[What is asked]:
Copy each line of the listing below exactly.

-----

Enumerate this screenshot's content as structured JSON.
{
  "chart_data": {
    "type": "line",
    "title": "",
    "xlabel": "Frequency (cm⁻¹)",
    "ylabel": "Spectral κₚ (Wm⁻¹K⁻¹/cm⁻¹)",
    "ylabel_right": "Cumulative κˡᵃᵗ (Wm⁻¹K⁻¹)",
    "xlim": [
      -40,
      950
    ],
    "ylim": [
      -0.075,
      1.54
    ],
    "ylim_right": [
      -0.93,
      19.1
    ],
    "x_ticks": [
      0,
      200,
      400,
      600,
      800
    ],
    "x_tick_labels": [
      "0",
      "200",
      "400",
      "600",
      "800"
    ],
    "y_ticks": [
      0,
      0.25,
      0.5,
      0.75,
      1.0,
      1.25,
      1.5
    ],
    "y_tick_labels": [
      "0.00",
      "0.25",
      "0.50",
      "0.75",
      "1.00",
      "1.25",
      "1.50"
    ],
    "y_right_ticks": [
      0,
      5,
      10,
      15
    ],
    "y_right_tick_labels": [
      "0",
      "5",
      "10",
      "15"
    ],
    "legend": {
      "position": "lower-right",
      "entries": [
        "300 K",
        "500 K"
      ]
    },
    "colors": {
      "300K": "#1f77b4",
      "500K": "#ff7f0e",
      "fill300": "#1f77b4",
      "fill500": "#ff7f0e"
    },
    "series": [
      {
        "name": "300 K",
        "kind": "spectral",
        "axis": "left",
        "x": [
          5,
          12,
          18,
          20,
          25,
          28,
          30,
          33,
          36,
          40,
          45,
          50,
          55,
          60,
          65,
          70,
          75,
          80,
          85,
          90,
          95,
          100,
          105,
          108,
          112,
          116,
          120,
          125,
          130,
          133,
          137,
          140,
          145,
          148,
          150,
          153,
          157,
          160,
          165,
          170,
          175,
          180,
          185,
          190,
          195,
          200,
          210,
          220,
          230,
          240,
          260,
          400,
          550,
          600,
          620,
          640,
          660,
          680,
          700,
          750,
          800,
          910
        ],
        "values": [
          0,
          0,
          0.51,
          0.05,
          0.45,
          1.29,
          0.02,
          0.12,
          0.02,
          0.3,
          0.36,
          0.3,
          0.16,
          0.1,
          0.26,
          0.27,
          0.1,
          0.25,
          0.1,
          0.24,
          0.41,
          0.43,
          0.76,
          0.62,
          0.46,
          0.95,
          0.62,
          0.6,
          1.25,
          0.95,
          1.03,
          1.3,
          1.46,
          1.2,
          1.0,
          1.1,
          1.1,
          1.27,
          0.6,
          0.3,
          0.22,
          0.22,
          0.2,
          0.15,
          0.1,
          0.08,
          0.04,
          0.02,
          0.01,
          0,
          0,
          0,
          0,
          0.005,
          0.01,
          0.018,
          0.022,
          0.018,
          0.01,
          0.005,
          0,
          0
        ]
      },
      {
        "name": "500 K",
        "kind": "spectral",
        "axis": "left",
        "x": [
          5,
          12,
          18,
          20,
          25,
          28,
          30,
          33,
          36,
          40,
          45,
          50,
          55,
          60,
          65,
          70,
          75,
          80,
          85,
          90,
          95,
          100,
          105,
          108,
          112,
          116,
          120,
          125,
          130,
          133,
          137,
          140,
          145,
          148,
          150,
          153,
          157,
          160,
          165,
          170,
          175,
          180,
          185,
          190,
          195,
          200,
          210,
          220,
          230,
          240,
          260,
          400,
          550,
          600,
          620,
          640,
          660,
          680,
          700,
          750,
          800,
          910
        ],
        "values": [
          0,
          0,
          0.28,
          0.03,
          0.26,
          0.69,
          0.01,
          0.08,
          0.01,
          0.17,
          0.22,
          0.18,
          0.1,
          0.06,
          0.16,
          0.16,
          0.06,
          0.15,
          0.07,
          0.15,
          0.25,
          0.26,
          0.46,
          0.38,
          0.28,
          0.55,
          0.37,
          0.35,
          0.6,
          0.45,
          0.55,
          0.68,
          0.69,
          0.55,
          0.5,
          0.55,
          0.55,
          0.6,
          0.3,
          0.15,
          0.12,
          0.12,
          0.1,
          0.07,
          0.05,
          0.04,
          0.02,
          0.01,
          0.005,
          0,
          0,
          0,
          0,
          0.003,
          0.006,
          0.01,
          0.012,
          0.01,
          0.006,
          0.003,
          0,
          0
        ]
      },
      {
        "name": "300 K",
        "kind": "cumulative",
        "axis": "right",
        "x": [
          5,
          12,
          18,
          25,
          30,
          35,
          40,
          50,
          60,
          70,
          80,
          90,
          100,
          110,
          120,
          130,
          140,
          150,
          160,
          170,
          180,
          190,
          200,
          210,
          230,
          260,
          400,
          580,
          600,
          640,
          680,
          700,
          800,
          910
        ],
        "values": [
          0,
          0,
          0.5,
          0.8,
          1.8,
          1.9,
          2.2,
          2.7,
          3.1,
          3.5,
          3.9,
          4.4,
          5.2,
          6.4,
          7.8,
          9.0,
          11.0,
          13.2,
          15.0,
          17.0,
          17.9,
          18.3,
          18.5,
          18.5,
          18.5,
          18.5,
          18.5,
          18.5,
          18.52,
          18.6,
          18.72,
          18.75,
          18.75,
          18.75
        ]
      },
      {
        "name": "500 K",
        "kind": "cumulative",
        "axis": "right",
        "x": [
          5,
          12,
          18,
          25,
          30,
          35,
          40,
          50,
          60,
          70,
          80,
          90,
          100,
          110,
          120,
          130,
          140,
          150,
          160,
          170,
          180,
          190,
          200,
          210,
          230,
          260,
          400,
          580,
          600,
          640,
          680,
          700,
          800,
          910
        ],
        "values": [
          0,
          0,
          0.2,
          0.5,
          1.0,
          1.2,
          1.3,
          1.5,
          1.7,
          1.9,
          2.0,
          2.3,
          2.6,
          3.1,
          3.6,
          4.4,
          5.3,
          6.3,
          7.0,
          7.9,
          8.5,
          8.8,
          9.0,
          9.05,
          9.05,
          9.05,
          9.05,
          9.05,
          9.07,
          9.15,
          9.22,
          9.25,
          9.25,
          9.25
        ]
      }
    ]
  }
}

-----

[Exercise output]:
Enumerate this screenshot's content as structured JSON.
{
  "chart_data": {
    "type": "line",
    "title": "",
    "xlabel": "Frequency (cm⁻¹)",
    "ylabel": "Spectral κₚ (Wm⁻¹K⁻¹/cm⁻¹)",
    "ylabel_right": "Cumulative κˡᵃᵗ (Wm⁻¹K⁻¹)",
    "xlim": [
      -40,
      950
    ],
    "ylim": [
      -0.075,
      1.54
    ],
    "ylim_right": [
      -0.93,
      19.1
    ],
    "x_ticks": [
      0,
      200,
      400,
      600,
      800
    ],
    "x_tick_labels": [
      "0",
      "200",
      "400",
      "600",
      "800"
    ],
    "y_ticks": [
      0,
      0.25,
      0.5,
      0.75,
      1.0,
      1.25,
      1.5
    ],
    "y_tick_labels": [
      "0.00",
      "0.25",
      "0.50",
      "0.75",
      "1.00",
      "1.25",
      "1.50"
    ],
    "y_right_ticks": [
      0,
      5,
      10,
      15
    ],
    "y_right_tick_labels": [
      "0",
      "5",
      "10",
      "15"
    ],
    "legend": {
      "position": "lower-right",
      "entries": [
        "300 K",
        "500 K"
      ]
    },
    "colors": {
      "300K": "#1f77b4",
      "500K": "#ff7f0e",
      "fill300": "#1f77b4",
      "fill500": "#ff7f0e"
    },
    "series": [
      {
        "name": "300 K",
        "kind": "spectral",
        "axis": "left",
        "x": [
          5,
          12,
          18,
          20,
          25,
          28,
          30,
          33,
          36,
          40,
          45,
          50,
          55,
          60,
          65,
          70,
          75,
          80,
          85,
          90,
          95,
          100,
          105,
          108,
          112,
          116,
          120,
          125,
          130,
          133,
          137,
          140,
          145,
          148,
          150,
          153,
          157,
          160,
          165,
          170,
          175,
          180,
          185,
          190,
          195,
          200,
          210,
          220,
          230,
          240,
          260,
          400,
          550,
          600,
          620,
          640,
          660,
          680,
          700,
          750,
          800,
          910
        ],
        "values": [
          0,
          0,
          0.51,
          0.05,
          0.45,
          1.29,
          0.02,
          0.12,
          0.02,
          0.3,
          0.36,
          0.3,
          0.16,
          0.1,
          0.26,
          0.27,
          0.1,
          0.25,
          0.1,
          0.24,
          0.41,
          0.43,
          0.76,
          0.62,
          0.46,
          0.95,
          0.62,
          0.6,
          1.25,
          0.95,
          1.03,
          1.3,
          1.46,
          1.2,
          1.0,
          1.1,
          1.1,
          1.27,
          0.6,
          0.3,
          0.22,
          0.22,
          0.2,
          0.15,
          0.1,
          0.08,
          0.04,
          0.02,
          0.01,
          0,
          0,
          0,
          0,
          0.005,
          0.01,
          0.018,
          0.022,
          0.018,
          0.01,
          0.005,
          0,
          0
        ]
      },
      {
        "name": "500 K",
        "kind": "spectral",
        "axis": "left",
        "x": [
          5,
          12,
          18,
          20,
          25,
          28,
          30,
          33,
          36,
          40,
          45,
          50,
          55,
          60,
          65,
          70,
          75,
          80,
          85,
          90,
          95,
          100,
          105,
          108,
          112,
          116,
          120,
          125,
          130,
          133,
          137,
          140,
          145,
          148,
          150,
          153,
          157,
          160,
          165,
          170,
          175,
          180,
          185,
          190,
          195,
          200,
          210,
          220,
          230,
          240,
          260,
          400,
          550,
          600,
          620,
          640,
          660,
          680,
          700,
          750,
          800,
          910
        ],
        "values": [
          0,
          0,
          0.28,
          0.03,
          0.26,
          0.69,
          0.01,
          0.08,
          0.01,
          0.17,
          0.22,
          0.18,
          0.1,
          0.06,
          0.16,
          0.16,
          0.06,
          0.15,
          0.07,
          0.15,
          0.25,
          0.26,
          0.46,
          0.38,
          0.28,
          0.55,
          0.37,
          0.35,
          0.6,
          0.45,
          0.55,
          0.68,
          0.69,
          0.55,
          0.5,
          0.55,
          0.55,
          0.6,
          0.3,
          0.15,
          0.12,
          0.12,
          0.1,
          0.07,
          0.05,
          0.04,
          0.02,
          0.01,
          0.005,
          0,
          0,
          0,
          0,
          0.003,
          0.006,
          0.01,
          0.012,
          0.01,
          0.006,
          0.003,
          0,
          0
        ]
      },
      {
        "name": "300 K",
        "kind": "cumulative",
        "axis": "right",
        "x": [
          5,
          12,
          18,
          25,
          30,
          35,
          40,
          50,
          60,
          70,
          80,
          90,
          100,
          110,
          120,
          130,
          140,
          150,
          160,
          170,
          180,
          190,
          200,
          210,
          230,
          260,
          400,
          580,
          600,
          640,
          680,
          700,
          800,
          910
        ],
        "values": [
          0,
          0,
          0.5,
          0.8,
          1.8,
          1.9,
          2.2,
          2.7,
          3.1,
          3.5,
          3.9,
          4.4,
          5.2,
          6.4,
          7.8,
          9.0,
          11.0,
          13.2,
          15.0,
          17.0,
          17.9,
          18.3,
          18.5,
          18.5,
          18.5,
          18.5,
          18.5,
          18.5,
          18.52,
          18.6,
          18.72,
          18.75,
          18.75,
          18.75
        ]
      },
      {
        "name": "500 K",
        "kind": "cumulative",
        "axis": "right",
        "x": [
          5,
          12,
          18,
          25,
          30,
          35,
          40,
          50,
          60,
          70,
          80,
          90,
          100,
          110,
          120,
          130,
          140,
          150,
          160,
          170,
          180,
          190,
          200,
          210,
          230,
          260,
          400,
          580,
          600,
          640,
          680,
          700,
          800,
          910
        ],
        "values": [
          0,
          0,
          0.2,
          0.5,
          1.0,
          1.2,
          1.3,
          1.5,
          1.7,
          1.9,
          2.0,
          2.3,
          2.6,
          3.1,
          3.6,
          4.4,
          5.3,
          6.3,
          7.0,
          7.9,
          8.5,
          8.8,
          9.0,
          9.05,
          9.05,
          9.05,
          9.05,
          9.05,
          9.07,
          9.15,
          9.22,
          9.25,
          9.25,
          9.25
        ]
      }
    ]
  }
}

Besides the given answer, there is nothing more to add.